Problem details:
Quote each line of the material verbatim, without the pictures.

## start Source data

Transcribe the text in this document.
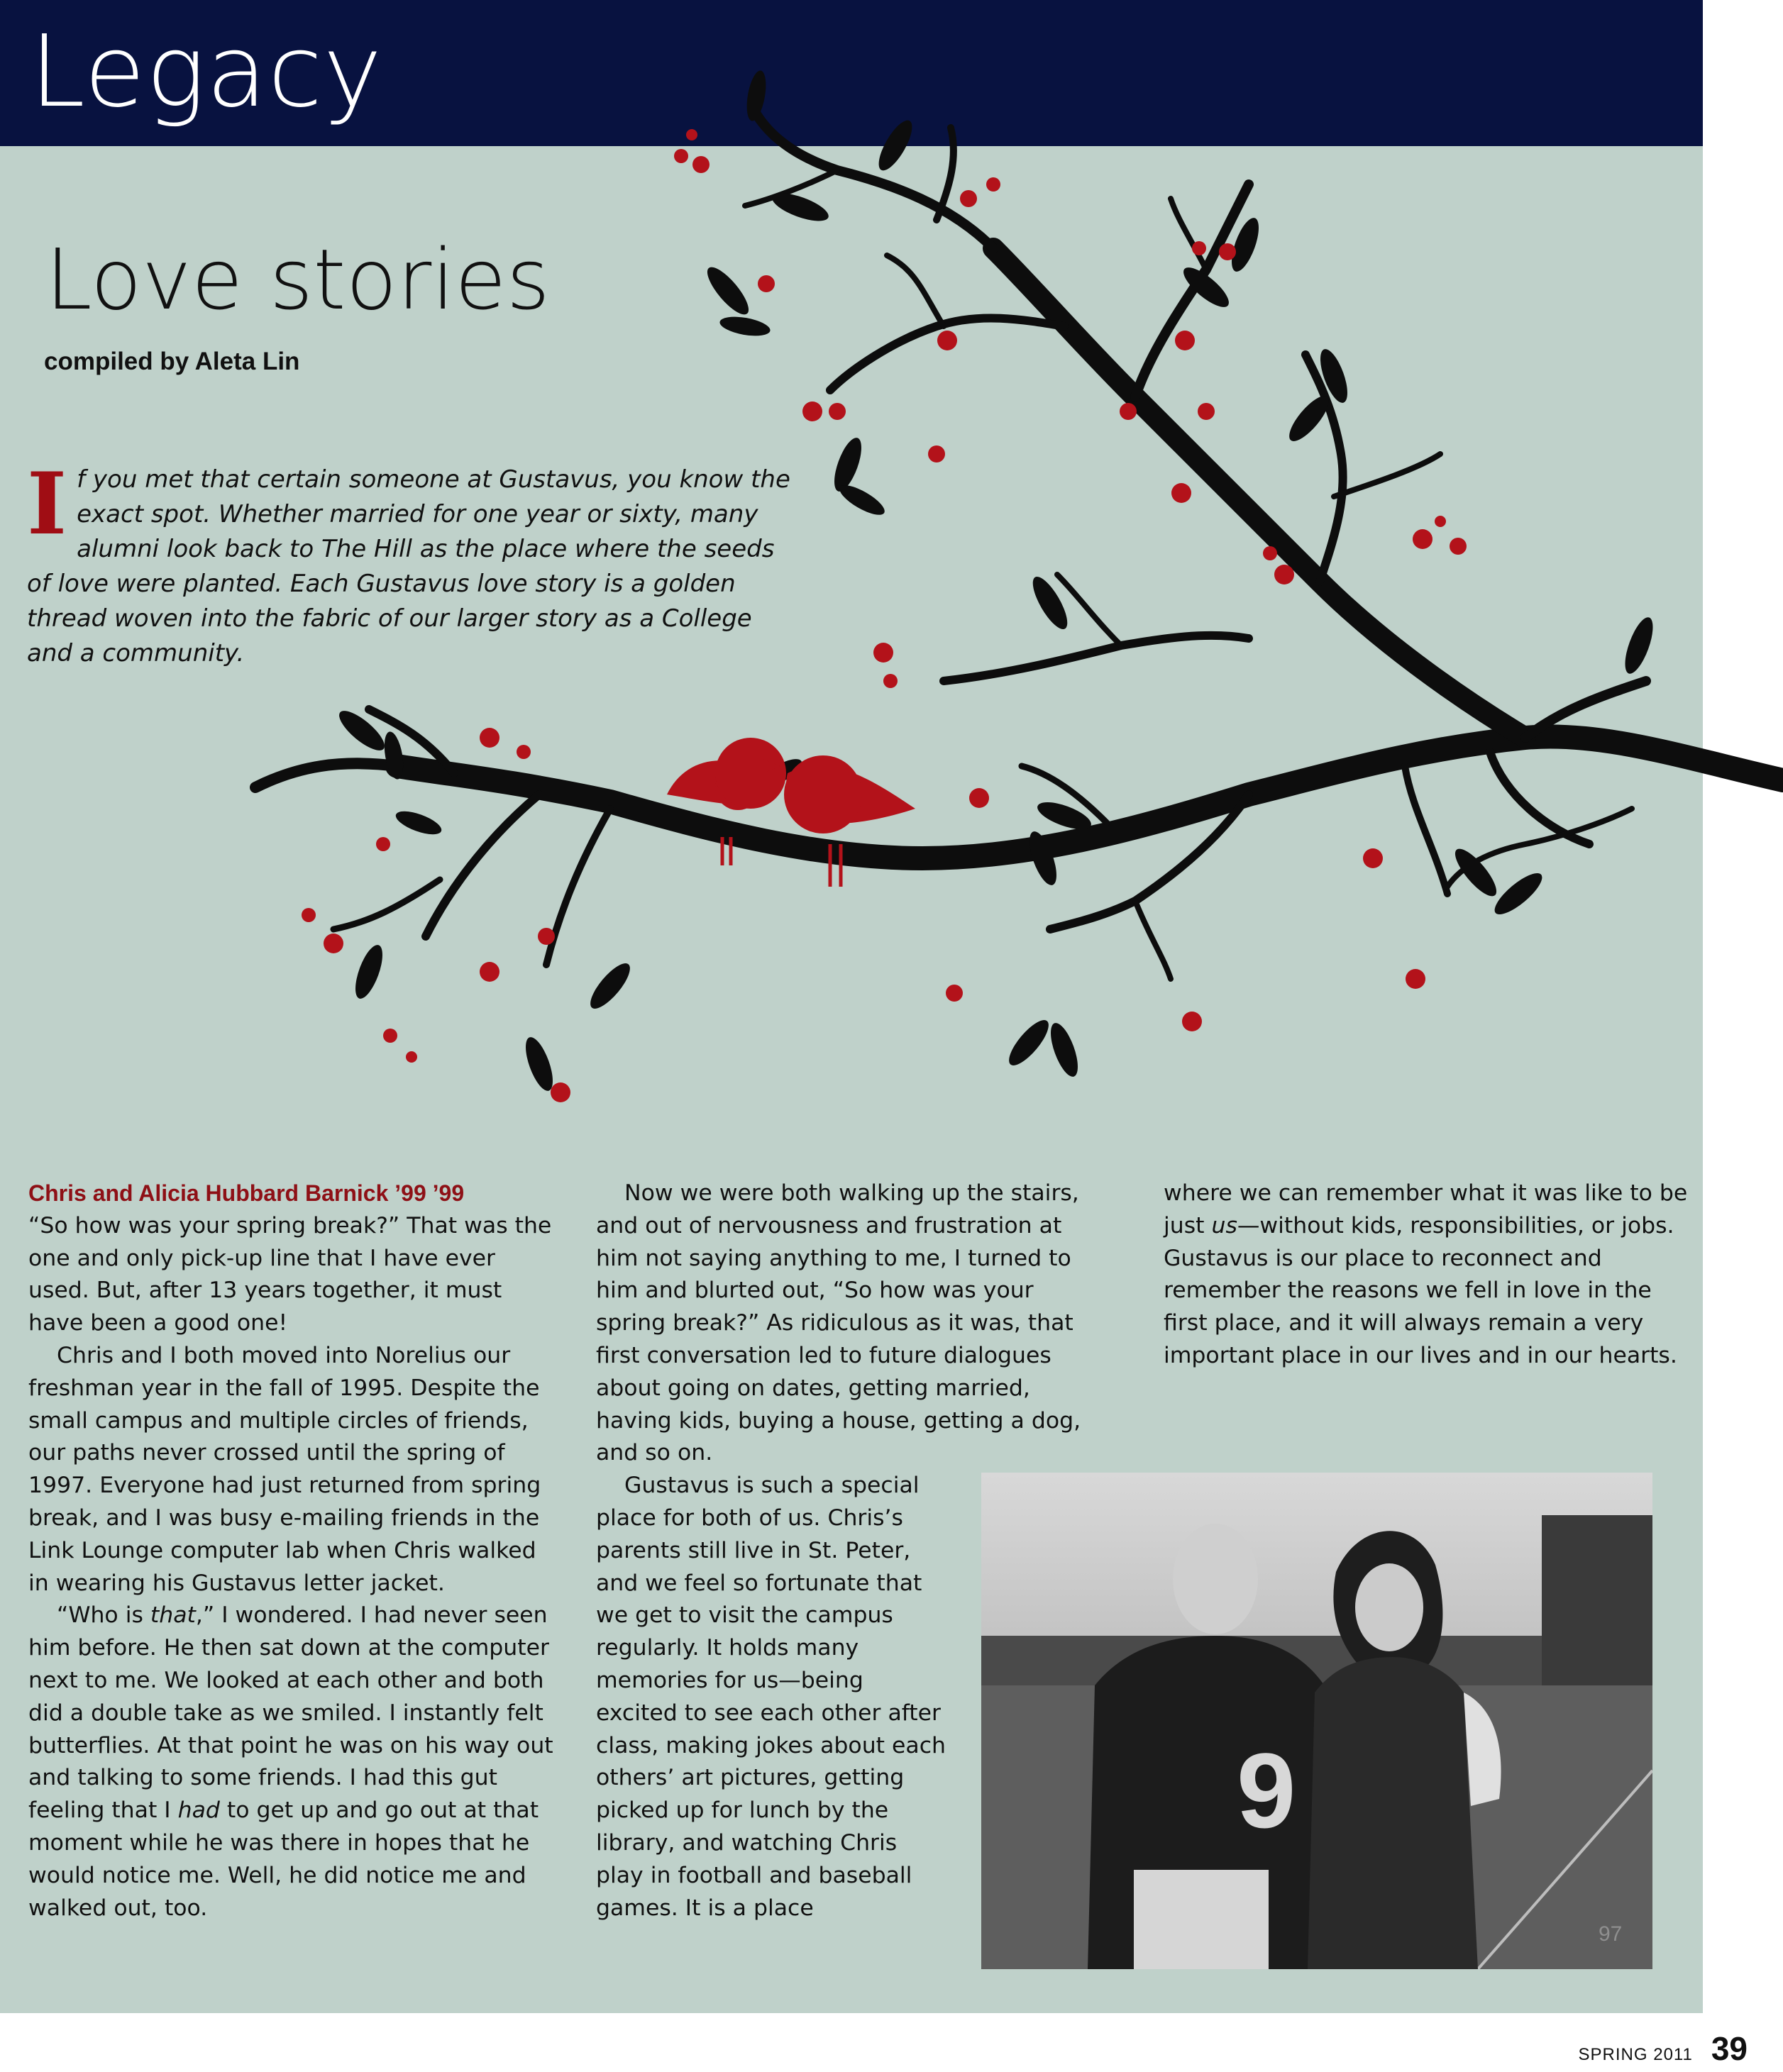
Legacy
Love stories
compiled by Aleta Lin
I f you met that certain someone at Gustavus, you know the exact spot. Whether married for one year or sixty, many alumni look back to The Hill as the place where the seeds of love were planted. Each Gustavus love story is a golden thread woven into the fabric of our larger story as a College and a community.

Chris and Alicia Hubbard Barnick ’99 ’99

“So how was your spring break?” That was the one and only pick-up line that I have ever used. But, after 13 years together, it must have been a good one!

Chris and I both moved into Norelius our freshman year in the fall of 1995. Despite the small campus and multiple circles of friends, our paths never crossed until the spring of 1997. Everyone had just returned from spring break, and I was busy e-mailing friends in the Link Lounge computer lab when Chris walked in wearing his Gustavus letter jacket.

“Who is that,” I wondered. I had never seen him before. He then sat down at the computer next to me. We looked at each other and both did a double take as we smiled. I instantly felt butterflies. At that point he was on his way out and talking to some friends. I had this gut feeling that I had to get up and go out at that moment while he was there in hopes that he would notice me. Well, he did notice me and walked out, too.

Now we were both walking up the stairs, and out of nervousness and frustration at him not saying anything to me, I turned to him and blurted out, “So how was your spring break?” As ridiculous as it was, that first conversation led to future dialogues about going on dates, getting married, having kids, buying a house, getting a dog, and so on.

Gustavus is such a special place for both of us. Chris’s parents still live in St. Peter, and we feel so fortunate that we get to visit the campus regularly. It holds many memories for us—being excited to see each other after class, making jokes about each others’ art pictures, getting picked up for lunch by the library, and watching Chris play in football and baseball games. It is a place

where we can remember what it was like to be just us—without kids, responsibilities, or jobs. Gustavus is our place to reconnect and remember the reasons we fell in love in the first place, and it will always remain a very important place in our lives and in our hearts.

9
97
SPRING 2011 39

## end Source data

Solution for this problem:
Transcribe the text in this document.
Legacy
Love stories
compiled by Aleta Lin
I f you met that certain someone at Gustavus, you know the exact spot. Whether married for one year or sixty, many alumni look back to The Hill as the place where the seeds of love were planted. Each Gustavus love story is a golden thread woven into the fabric of our larger story as a College and a community.

Chris and Alicia Hubbard Barnick ’99 ’99

“So how was your spring break?” That was the one and only pick-up line that I have ever used. But, after 13 years together, it must have been a good one!

Chris and I both moved into Norelius our freshman year in the fall of 1995. Despite the small campus and multiple circles of friends, our paths never crossed until the spring of 1997. Everyone had just returned from spring break, and I was busy e-mailing friends in the Link Lounge computer lab when Chris walked in wearing his Gustavus letter jacket.

“Who is that,” I wondered. I had never seen him before. He then sat down at the computer next to me. We looked at each other and both did a double take as we smiled. I instantly felt butterflies. At that point he was on his way out and talking to some friends. I had this gut feeling that I had to get up and go out at that moment while he was there in hopes that he would notice me. Well, he did notice me and walked out, too.

Now we were both walking up the stairs, and out of nervousness and frustration at him not saying anything to me, I turned to him and blurted out, “So how was your spring break?” As ridiculous as it was, that first conversation led to future dialogues about going on dates, getting married, having kids, buying a house, getting a dog, and so on.

Gustavus is such a special place for both of us. Chris’s parents still live in St. Peter, and we feel so fortunate that we get to visit the campus regularly. It holds many memories for us—being excited to see each other after class, making jokes about each others’ art pictures, getting picked up for lunch by the library, and watching Chris play in football and baseball games. It is a place

where we can remember what it was like to be just us—without kids, responsibilities, or jobs. Gustavus is our place to reconnect and remember the reasons we fell in love in the first place, and it will always remain a very important place in our lives and in our hearts.

9
97
SPRING 2011 39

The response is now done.